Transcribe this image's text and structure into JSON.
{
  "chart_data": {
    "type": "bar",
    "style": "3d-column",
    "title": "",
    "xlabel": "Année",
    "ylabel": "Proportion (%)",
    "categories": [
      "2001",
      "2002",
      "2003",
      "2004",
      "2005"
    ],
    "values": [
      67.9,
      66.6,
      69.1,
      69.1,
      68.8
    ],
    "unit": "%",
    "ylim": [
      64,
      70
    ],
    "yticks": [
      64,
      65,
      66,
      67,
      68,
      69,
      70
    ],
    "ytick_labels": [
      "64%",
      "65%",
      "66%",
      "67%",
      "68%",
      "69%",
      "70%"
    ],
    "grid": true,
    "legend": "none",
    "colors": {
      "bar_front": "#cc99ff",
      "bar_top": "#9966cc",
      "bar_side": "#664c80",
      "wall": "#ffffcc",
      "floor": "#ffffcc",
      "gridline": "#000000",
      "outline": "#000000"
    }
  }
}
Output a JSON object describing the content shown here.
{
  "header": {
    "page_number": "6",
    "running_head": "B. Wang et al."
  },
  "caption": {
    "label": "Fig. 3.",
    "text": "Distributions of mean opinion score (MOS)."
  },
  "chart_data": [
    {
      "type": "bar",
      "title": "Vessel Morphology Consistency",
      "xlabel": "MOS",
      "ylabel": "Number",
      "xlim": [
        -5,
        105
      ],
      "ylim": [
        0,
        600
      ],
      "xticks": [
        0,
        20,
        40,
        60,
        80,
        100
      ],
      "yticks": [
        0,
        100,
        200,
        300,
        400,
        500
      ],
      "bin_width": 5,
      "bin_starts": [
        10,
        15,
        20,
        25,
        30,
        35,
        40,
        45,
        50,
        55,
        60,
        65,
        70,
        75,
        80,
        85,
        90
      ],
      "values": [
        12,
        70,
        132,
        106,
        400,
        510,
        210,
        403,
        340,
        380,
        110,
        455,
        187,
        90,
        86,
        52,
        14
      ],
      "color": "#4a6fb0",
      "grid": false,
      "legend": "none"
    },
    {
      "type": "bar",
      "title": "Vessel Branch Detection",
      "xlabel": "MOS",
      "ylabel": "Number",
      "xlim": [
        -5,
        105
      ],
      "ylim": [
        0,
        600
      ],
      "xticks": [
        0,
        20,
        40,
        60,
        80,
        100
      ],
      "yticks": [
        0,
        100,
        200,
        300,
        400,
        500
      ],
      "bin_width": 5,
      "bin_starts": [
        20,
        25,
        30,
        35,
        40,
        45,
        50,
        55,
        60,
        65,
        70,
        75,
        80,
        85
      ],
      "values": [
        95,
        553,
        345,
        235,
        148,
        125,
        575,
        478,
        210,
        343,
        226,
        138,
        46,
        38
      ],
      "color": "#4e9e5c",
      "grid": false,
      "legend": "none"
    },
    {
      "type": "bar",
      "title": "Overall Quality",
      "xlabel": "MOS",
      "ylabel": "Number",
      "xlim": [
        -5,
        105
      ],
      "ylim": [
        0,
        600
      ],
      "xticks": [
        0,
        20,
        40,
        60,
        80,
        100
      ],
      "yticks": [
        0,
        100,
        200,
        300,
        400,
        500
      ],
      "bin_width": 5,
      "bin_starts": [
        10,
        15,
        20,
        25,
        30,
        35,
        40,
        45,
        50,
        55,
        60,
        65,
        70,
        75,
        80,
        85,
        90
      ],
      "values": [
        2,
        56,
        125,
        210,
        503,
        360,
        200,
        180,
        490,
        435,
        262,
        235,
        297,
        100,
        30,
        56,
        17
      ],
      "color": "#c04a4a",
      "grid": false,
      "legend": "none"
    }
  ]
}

---------------

# PROBLEM TO SOLVE
Reproduce the records above exactly as they appear.

# RESULT OF THIS TASK
Transcribe this image's text and structure into JSON.
{
  "chart_data": {
    "type": "bar",
    "style": "3d-column",
    "title": "",
    "xlabel": "Année",
    "ylabel": "Proportion (%)",
    "categories": [
      "2001",
      "2002",
      "2003",
      "2004",
      "2005"
    ],
    "values": [
      67.9,
      66.6,
      69.1,
      69.1,
      68.8
    ],
    "unit": "%",
    "ylim": [
      64,
      70
    ],
    "yticks": [
      64,
      65,
      66,
      67,
      68,
      69,
      70
    ],
    "ytick_labels": [
      "64%",
      "65%",
      "66%",
      "67%",
      "68%",
      "69%",
      "70%"
    ],
    "grid": true,
    "legend": "none",
    "colors": {
      "bar_front": "#cc99ff",
      "bar_top": "#9966cc",
      "bar_side": "#664c80",
      "wall": "#ffffcc",
      "floor": "#ffffcc",
      "gridline": "#000000",
      "outline": "#000000"
    }
  }
}
Output a JSON object describing the content shown here.
{
  "header": {
    "page_number": "6",
    "running_head": "B. Wang et al."
  },
  "caption": {
    "label": "Fig. 3.",
    "text": "Distributions of mean opinion score (MOS)."
  },
  "chart_data": [
    {
      "type": "bar",
      "title": "Vessel Morphology Consistency",
      "xlabel": "MOS",
      "ylabel": "Number",
      "xlim": [
        -5,
        105
      ],
      "ylim": [
        0,
        600
      ],
      "xticks": [
        0,
        20,
        40,
        60,
        80,
        100
      ],
      "yticks": [
        0,
        100,
        200,
        300,
        400,
        500
      ],
      "bin_width": 5,
      "bin_starts": [
        10,
        15,
        20,
        25,
        30,
        35,
        40,
        45,
        50,
        55,
        60,
        65,
        70,
        75,
        80,
        85,
        90
      ],
      "values": [
        12,
        70,
        132,
        106,
        400,
        510,
        210,
        403,
        340,
        380,
        110,
        455,
        187,
        90,
        86,
        52,
        14
      ],
      "color": "#4a6fb0",
      "grid": false,
      "legend": "none"
    },
    {
      "type": "bar",
      "title": "Vessel Branch Detection",
      "xlabel": "MOS",
      "ylabel": "Number",
      "xlim": [
        -5,
        105
      ],
      "ylim": [
        0,
        600
      ],
      "xticks": [
        0,
        20,
        40,
        60,
        80,
        100
      ],
      "yticks": [
        0,
        100,
        200,
        300,
        400,
        500
      ],
      "bin_width": 5,
      "bin_starts": [
        20,
        25,
        30,
        35,
        40,
        45,
        50,
        55,
        60,
        65,
        70,
        75,
        80,
        85
      ],
      "values": [
        95,
        553,
        345,
        235,
        148,
        125,
        575,
        478,
        210,
        343,
        226,
        138,
        46,
        38
      ],
      "color": "#4e9e5c",
      "grid": false,
      "legend": "none"
    },
    {
      "type": "bar",
      "title": "Overall Quality",
      "xlabel": "MOS",
      "ylabel": "Number",
      "xlim": [
        -5,
        105
      ],
      "ylim": [
        0,
        600
      ],
      "xticks": [
        0,
        20,
        40,
        60,
        80,
        100
      ],
      "yticks": [
        0,
        100,
        200,
        300,
        400,
        500
      ],
      "bin_width": 5,
      "bin_starts": [
        10,
        15,
        20,
        25,
        30,
        35,
        40,
        45,
        50,
        55,
        60,
        65,
        70,
        75,
        80,
        85,
        90
      ],
      "values": [
        2,
        56,
        125,
        210,
        503,
        360,
        200,
        180,
        490,
        435,
        262,
        235,
        297,
        100,
        30,
        56,
        17
      ],
      "color": "#c04a4a",
      "grid": false,
      "legend": "none"
    }
  ]
}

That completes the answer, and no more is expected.